▼

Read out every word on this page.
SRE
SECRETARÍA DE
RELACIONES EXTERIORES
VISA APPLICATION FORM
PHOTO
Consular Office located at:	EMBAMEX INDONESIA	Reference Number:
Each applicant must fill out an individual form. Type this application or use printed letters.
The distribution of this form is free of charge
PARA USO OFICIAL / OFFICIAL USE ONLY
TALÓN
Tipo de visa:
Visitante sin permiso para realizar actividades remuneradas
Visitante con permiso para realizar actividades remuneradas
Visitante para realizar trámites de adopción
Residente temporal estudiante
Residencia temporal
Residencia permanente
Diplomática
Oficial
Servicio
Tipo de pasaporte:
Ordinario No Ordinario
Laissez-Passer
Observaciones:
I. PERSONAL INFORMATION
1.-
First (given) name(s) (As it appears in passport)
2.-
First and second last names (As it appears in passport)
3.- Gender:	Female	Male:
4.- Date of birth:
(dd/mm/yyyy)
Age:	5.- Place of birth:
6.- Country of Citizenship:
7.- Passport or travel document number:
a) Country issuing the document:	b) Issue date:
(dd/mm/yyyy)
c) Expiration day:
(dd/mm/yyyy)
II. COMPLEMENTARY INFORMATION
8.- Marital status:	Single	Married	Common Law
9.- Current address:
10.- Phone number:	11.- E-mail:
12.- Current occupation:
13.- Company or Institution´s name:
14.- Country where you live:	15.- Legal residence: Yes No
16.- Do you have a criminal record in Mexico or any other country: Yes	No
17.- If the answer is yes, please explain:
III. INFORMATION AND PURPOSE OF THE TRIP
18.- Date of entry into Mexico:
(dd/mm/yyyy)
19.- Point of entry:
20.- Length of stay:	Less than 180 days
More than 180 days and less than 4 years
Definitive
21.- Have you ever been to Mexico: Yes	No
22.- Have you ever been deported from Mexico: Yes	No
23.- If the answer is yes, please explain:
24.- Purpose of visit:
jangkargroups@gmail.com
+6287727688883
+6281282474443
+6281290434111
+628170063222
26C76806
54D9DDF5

▲

§ BRIEF:
Take each line of the material that contains the word "Mexico" and list it.

§ CORRECT RESULT:
16.- Do you have a criminal record in Mexico or any other country: Yes	No
18.- Date of entry into Mexico:
21.- Have you ever been to Mexico: Yes	No
22.- Have you ever been deported from Mexico: Yes	No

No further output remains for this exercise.